Copy each line below that contains "средства".

Dataset items >>
"""
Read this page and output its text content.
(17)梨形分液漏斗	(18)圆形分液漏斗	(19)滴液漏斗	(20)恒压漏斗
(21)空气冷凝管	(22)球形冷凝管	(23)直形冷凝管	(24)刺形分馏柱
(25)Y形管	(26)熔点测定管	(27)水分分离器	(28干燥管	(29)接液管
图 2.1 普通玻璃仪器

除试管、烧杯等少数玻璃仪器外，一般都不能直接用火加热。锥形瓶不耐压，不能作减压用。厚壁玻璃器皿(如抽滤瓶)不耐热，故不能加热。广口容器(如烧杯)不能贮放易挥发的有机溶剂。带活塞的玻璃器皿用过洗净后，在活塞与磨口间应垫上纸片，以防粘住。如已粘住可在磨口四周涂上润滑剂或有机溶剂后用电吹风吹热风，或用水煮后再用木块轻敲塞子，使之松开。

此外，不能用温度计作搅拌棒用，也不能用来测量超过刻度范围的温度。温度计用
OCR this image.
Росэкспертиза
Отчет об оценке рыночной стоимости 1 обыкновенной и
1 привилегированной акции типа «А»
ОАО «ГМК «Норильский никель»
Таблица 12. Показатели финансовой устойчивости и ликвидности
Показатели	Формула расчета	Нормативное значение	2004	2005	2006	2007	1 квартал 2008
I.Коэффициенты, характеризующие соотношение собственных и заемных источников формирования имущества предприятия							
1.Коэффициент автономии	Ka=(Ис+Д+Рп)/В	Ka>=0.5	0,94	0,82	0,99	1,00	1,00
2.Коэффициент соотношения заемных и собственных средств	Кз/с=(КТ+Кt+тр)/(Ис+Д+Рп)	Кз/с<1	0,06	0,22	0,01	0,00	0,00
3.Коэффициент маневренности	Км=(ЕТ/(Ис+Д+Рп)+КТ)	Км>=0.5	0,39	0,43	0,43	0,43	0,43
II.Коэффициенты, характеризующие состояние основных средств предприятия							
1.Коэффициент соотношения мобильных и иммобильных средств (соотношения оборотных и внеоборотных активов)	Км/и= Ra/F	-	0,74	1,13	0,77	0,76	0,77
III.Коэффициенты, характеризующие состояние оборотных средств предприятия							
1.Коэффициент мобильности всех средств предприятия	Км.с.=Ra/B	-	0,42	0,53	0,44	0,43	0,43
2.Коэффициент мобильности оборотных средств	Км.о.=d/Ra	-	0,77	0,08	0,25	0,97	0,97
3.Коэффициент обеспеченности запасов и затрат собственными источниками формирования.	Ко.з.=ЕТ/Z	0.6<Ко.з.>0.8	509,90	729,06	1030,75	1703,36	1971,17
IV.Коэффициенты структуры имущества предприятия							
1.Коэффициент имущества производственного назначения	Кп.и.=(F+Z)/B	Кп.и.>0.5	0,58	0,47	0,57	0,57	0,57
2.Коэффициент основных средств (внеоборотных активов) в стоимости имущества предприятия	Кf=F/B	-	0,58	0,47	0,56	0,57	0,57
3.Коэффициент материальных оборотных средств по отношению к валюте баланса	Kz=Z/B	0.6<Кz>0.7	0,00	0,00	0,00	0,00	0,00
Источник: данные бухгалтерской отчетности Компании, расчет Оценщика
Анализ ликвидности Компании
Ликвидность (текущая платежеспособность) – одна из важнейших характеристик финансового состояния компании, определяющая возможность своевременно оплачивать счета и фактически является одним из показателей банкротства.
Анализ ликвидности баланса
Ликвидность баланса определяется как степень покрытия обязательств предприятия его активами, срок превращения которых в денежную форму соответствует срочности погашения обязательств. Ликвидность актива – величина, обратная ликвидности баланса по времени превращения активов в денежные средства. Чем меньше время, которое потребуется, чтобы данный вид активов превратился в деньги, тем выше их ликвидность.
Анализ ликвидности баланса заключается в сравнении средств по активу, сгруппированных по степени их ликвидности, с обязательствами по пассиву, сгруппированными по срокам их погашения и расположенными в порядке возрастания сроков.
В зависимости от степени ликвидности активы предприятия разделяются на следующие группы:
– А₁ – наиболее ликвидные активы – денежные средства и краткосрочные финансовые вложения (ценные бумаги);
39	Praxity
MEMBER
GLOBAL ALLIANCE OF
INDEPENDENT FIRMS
"""
Answer below >>
Ликвидность баланса определяется как степень покрытия обязательств предприятия его активами, срок превращения которых в денежную форму соответствует срочности погашения обязательств. Ликвидность актива – величина, обратная ликвидности баланса по времени превращения активов в денежные средства. Чем меньше время, которое потребуется, чтобы данный вид активов превратился в деньги, тем выше их ликвидность.
– А₁ – наиболее ликвидные активы – денежные средства и краткосрочные финансовые вложения (ценные бумаги);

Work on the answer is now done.